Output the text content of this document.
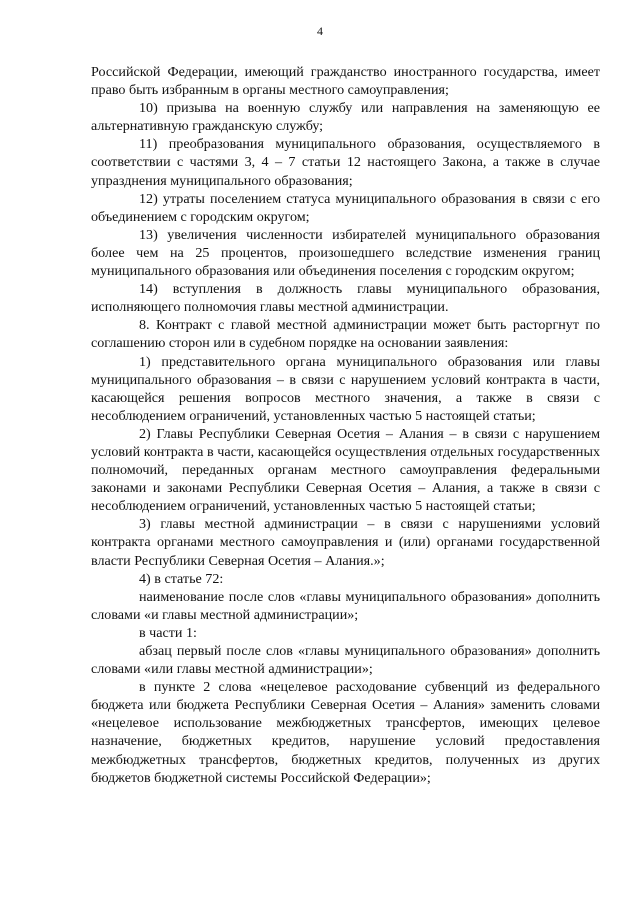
4

Российской Федерации, имеющий гражданство иностранного государства, имеет право быть избранным в органы местного самоуправления;

10) призыва на военную службу или направления на заменяющую ее альтернативную гражданскую службу;

11) преобразования муниципального образования, осуществляемого в соответствии с частями 3, 4 – 7 статьи 12 настоящего Закона, а также в случае упразднения муниципального образования;

12) утраты поселением статуса муниципального образования в связи с его объединением с городским округом;

13) увеличения численности избирателей муниципального образования более чем на 25 процентов, произошедшего вследствие изменения границ муниципального образования или объединения поселения с городским округом;

14) вступления в должность главы муниципального образования, исполняющего полномочия главы местной администрации.

8. Контракт с главой местной администрации может быть расторгнут по соглашению сторон или в судебном порядке на основании заявления:

1) представительного органа муниципального образования или главы муниципального образования – в связи с нарушением условий контракта в части, касающейся решения вопросов местного значения, а также в связи с несоблюдением ограничений, установленных частью 5 настоящей статьи;

2) Главы Республики Северная Осетия – Алания – в связи с нарушением условий контракта в части, касающейся осуществления отдельных государственных полномочий, переданных органам местного самоуправления федеральными законами и законами Республики Северная Осетия – Алания, а также в связи с несоблюдением ограничений, установленных частью 5 настоящей статьи;

3) главы местной администрации – в связи с нарушениями условий контракта органами местного самоуправления и (или) органами государственной власти Республики Северная Осетия – Алания.»;

4) в статье 72:

наименование после слов «главы муниципального образования» дополнить словами «и главы местной администрации»;

в части 1:

абзац первый после слов «главы муниципального образования» дополнить словами «или главы местной администрации»;

в пункте 2 слова «нецелевое расходование субвенций из федерального бюджета или бюджета Республики Северная Осетия – Алания» заменить словами «нецелевое использование межбюджетных трансфертов, имеющих целевое назначение, бюджетных кредитов, нарушение условий предоставления межбюджетных трансфертов, бюджетных кредитов, полученных из других бюджетов бюджетной системы Российской Федерации»;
━━━━━━
### THE EXERCISE
Copy the data character for character, but drop all pictures from the copy.

### RESPONSE TO THIS EXERCISE
Output the text content of this document.
4

Российской Федерации, имеющий гражданство иностранного государства, имеет право быть избранным в органы местного самоуправления;

10) призыва на военную службу или направления на заменяющую ее альтернативную гражданскую службу;

11) преобразования муниципального образования, осуществляемого в соответствии с частями 3, 4 – 7 статьи 12 настоящего Закона, а также в случае упразднения муниципального образования;

12) утраты поселением статуса муниципального образования в связи с его объединением с городским округом;

13) увеличения численности избирателей муниципального образования более чем на 25 процентов, произошедшего вследствие изменения границ муниципального образования или объединения поселения с городским округом;

14) вступления в должность главы муниципального образования, исполняющего полномочия главы местной администрации.

8. Контракт с главой местной администрации может быть расторгнут по соглашению сторон или в судебном порядке на основании заявления:

1) представительного органа муниципального образования или главы муниципального образования – в связи с нарушением условий контракта в части, касающейся решения вопросов местного значения, а также в связи с несоблюдением ограничений, установленных частью 5 настоящей статьи;

2) Главы Республики Северная Осетия – Алания – в связи с нарушением условий контракта в части, касающейся осуществления отдельных государственных полномочий, переданных органам местного самоуправления федеральными законами и законами Республики Северная Осетия – Алания, а также в связи с несоблюдением ограничений, установленных частью 5 настоящей статьи;

3) главы местной администрации – в связи с нарушениями условий контракта органами местного самоуправления и (или) органами государственной власти Республики Северная Осетия – Алания.»;

4) в статье 72:

наименование после слов «главы муниципального образования» дополнить словами «и главы местной администрации»;

в части 1:

абзац первый после слов «главы муниципального образования» дополнить словами «или главы местной администрации»;

в пункте 2 слова «нецелевое расходование субвенций из федерального бюджета или бюджета Республики Северная Осетия – Алания» заменить словами «нецелевое использование межбюджетных трансфертов, имеющих целевое назначение, бюджетных кредитов, нарушение условий предоставления межбюджетных трансфертов, бюджетных кредитов, полученных из других бюджетов бюджетной системы Российской Федерации»;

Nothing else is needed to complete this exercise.